┌─ Source data

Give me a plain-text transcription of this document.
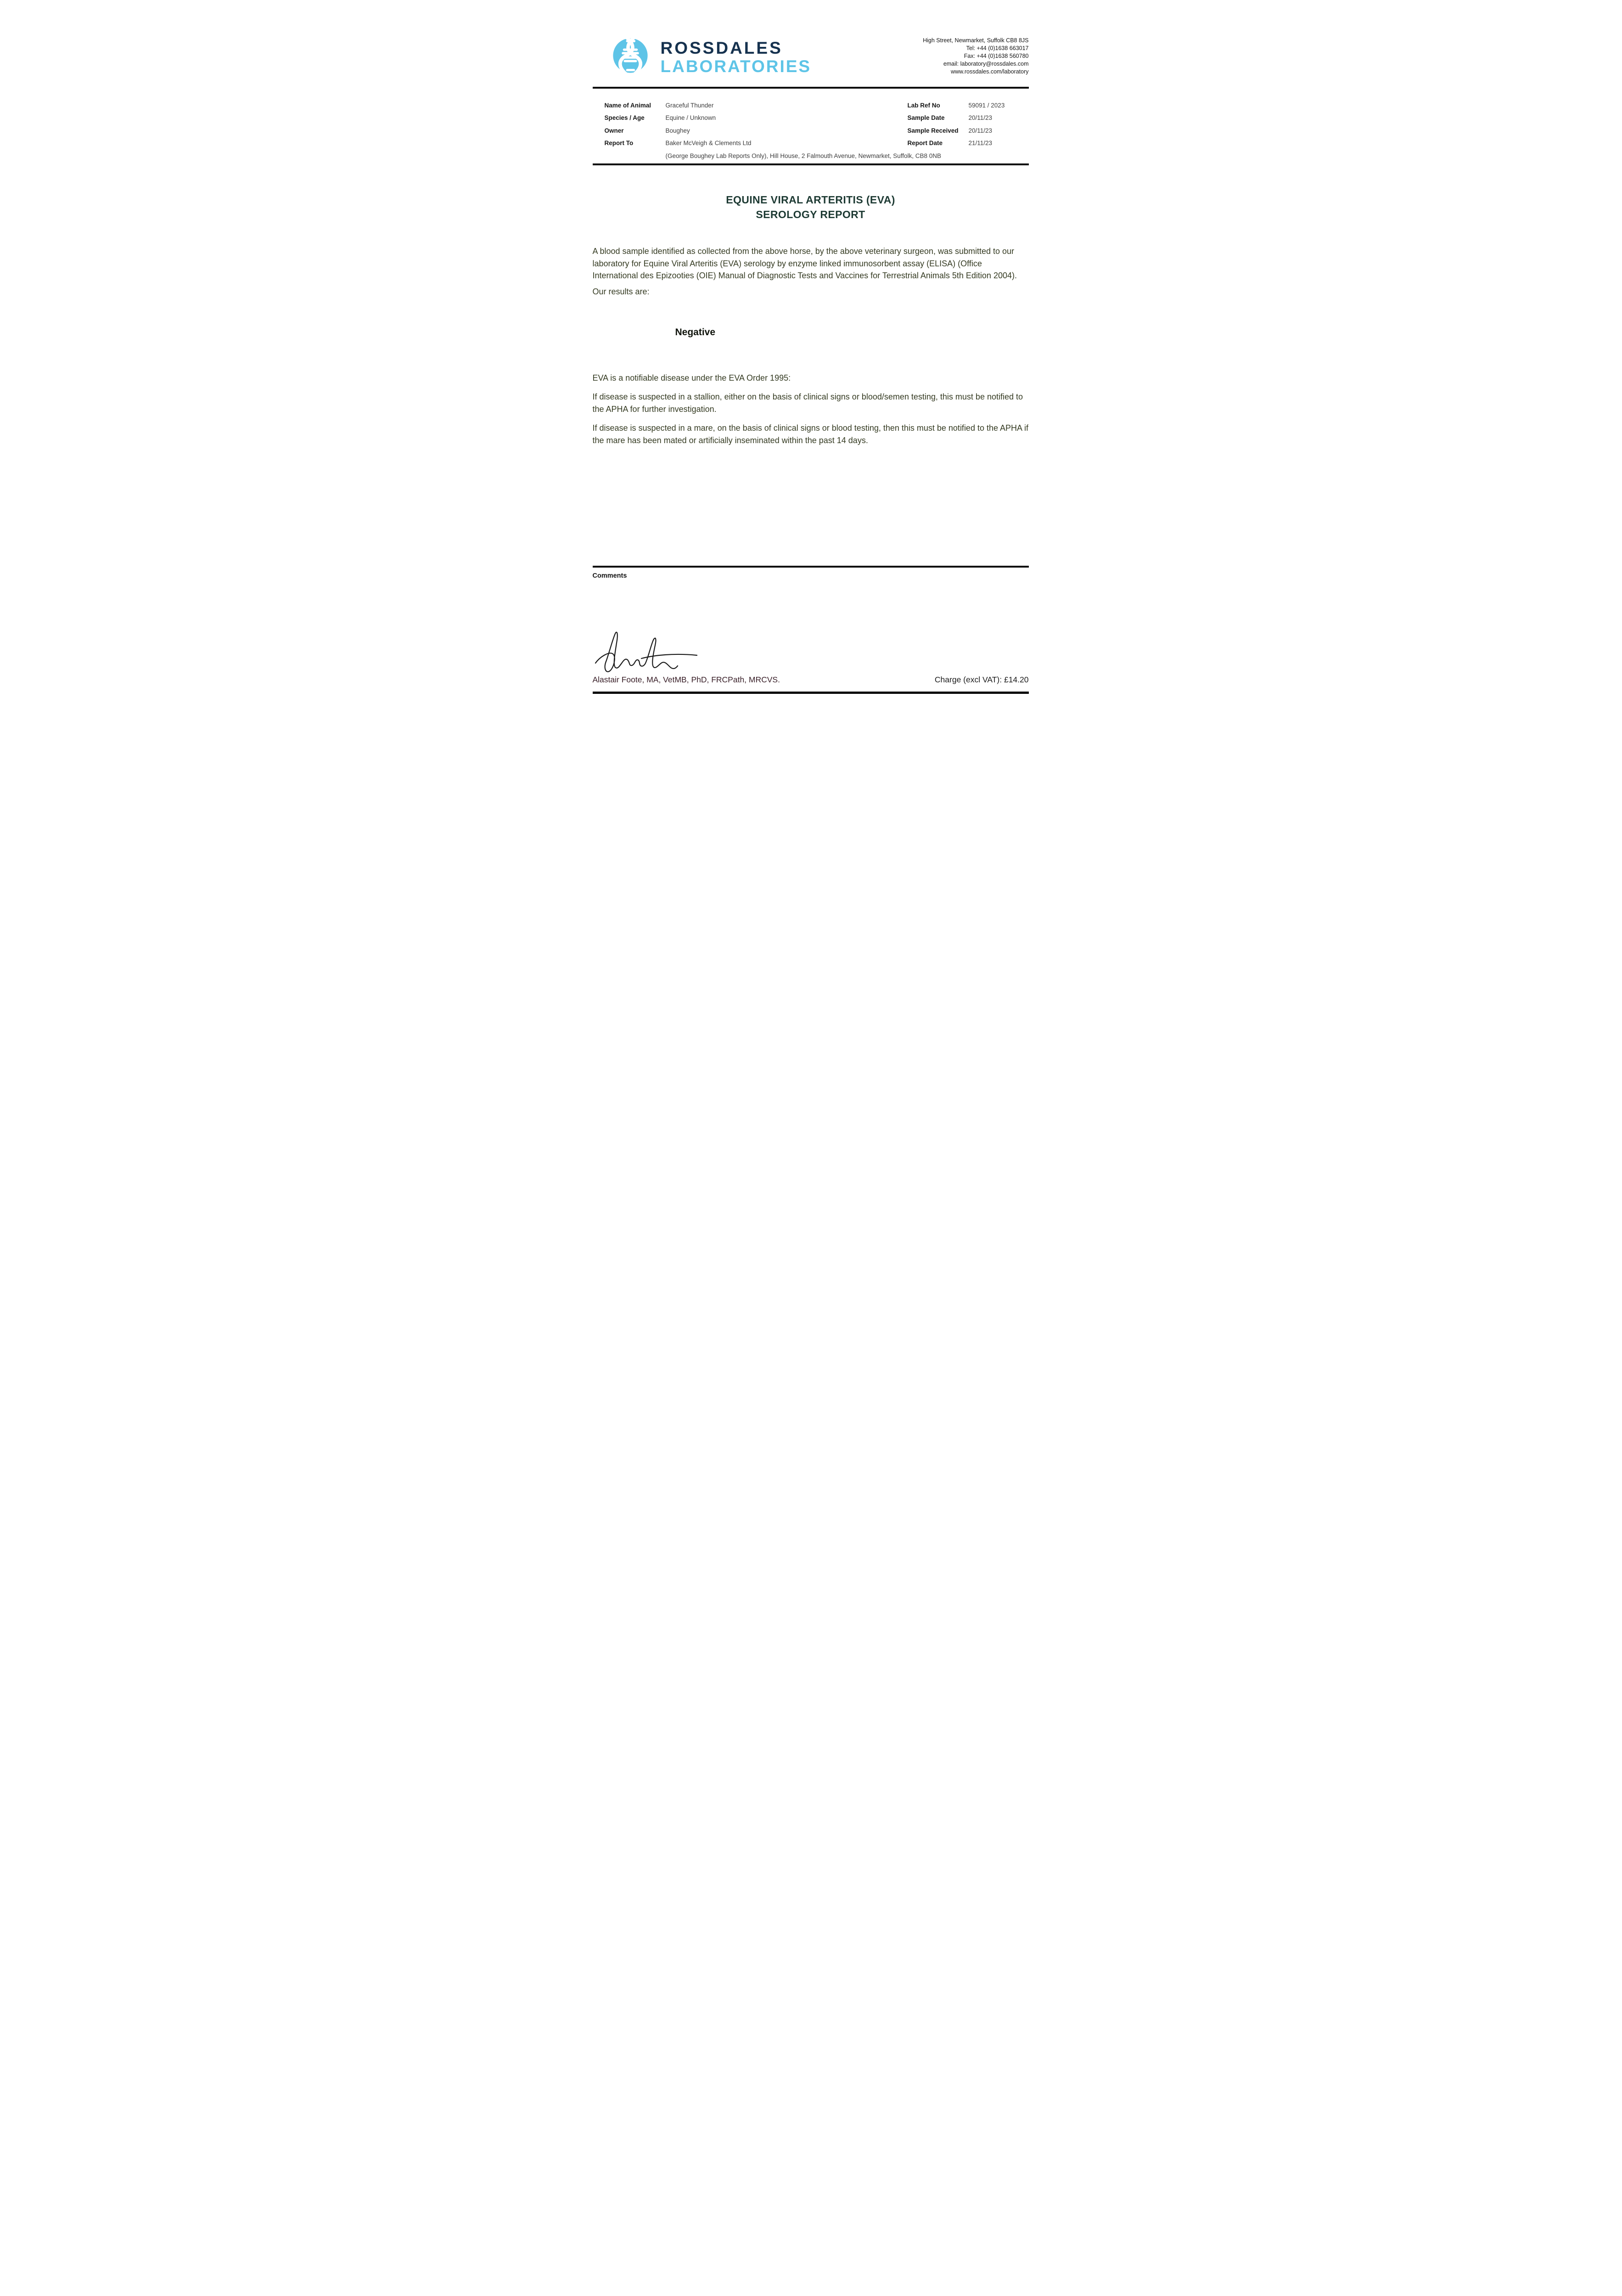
ROSSDALES
LABORATORIES
High Street, Newmarket, Suffolk CB8 8JS
Tel: +44 (0)1638 663017
Fax: +44 (0)1638 560780
email: laboratory@rossdales.com
www.rossdales.com/laboratory
Name of Animal Graceful Thunder	Lab Ref No	59091 / 2023
Species / Age	Equine / Unknown	Sample Date	20/11/23
Owner	Boughey	Sample Received 20/11/23
Report To	Baker McVeigh & Clements Ltd	Report Date	21/11/23
(George Boughey Lab Reports Only), Hill House, 2 Falmouth Avenue, Newmarket, Suffolk, CB8 0NB
EQUINE VIRAL ARTERITIS (EVA)
SEROLOGY REPORT
A blood sample identified as collected from the above horse, by the above veterinary surgeon, was submitted to our laboratory for Equine Viral Arteritis (EVA) serology by enzyme linked immunosorbent assay (ELISA) (Office International des Epizooties (OIE) Manual of Diagnostic Tests and Vaccines for Terrestrial Animals 5th Edition 2004).
Our results are:
Negative
EVA is a notifiable disease under the EVA Order 1995:
If disease is suspected in a stallion, either on the basis of clinical signs or blood/semen testing, this must be notified to the APHA for further investigation.
If disease is suspected in a mare, on the basis of clinical signs or blood testing, then this must be notified to the APHA if the mare has been mated or artificially inseminated within the past 14 days.
Comments
Alastair Foote, MA, VetMB, PhD, FRCPath, MRCVS.	Charge (excl VAT): £14.20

└─

What is needed is an exact copy of the records above, with no pictures in it.

Task response
Give me a plain-text transcription of this document.
ROSSDALES
LABORATORIES
High Street, Newmarket, Suffolk CB8 8JS
Tel: +44 (0)1638 663017
Fax: +44 (0)1638 560780
email: laboratory@rossdales.com
www.rossdales.com/laboratory
Name of Animal Graceful Thunder	Lab Ref No	59091 / 2023
Species / Age	Equine / Unknown	Sample Date	20/11/23
Owner	Boughey	Sample Received 20/11/23
Report To	Baker McVeigh & Clements Ltd	Report Date	21/11/23
(George Boughey Lab Reports Only), Hill House, 2 Falmouth Avenue, Newmarket, Suffolk, CB8 0NB
EQUINE VIRAL ARTERITIS (EVA)
SEROLOGY REPORT
A blood sample identified as collected from the above horse, by the above veterinary surgeon, was submitted to our laboratory for Equine Viral Arteritis (EVA) serology by enzyme linked immunosorbent assay (ELISA) (Office International des Epizooties (OIE) Manual of Diagnostic Tests and Vaccines for Terrestrial Animals 5th Edition 2004).
Our results are:
Negative
EVA is a notifiable disease under the EVA Order 1995:
If disease is suspected in a stallion, either on the basis of clinical signs or blood/semen testing, this must be notified to the APHA for further investigation.
If disease is suspected in a mare, on the basis of clinical signs or blood testing, then this must be notified to the APHA if the mare has been mated or artificially inseminated within the past 14 days.
Comments
Alastair Foote, MA, VetMB, PhD, FRCPath, MRCVS.	Charge (excl VAT): £14.20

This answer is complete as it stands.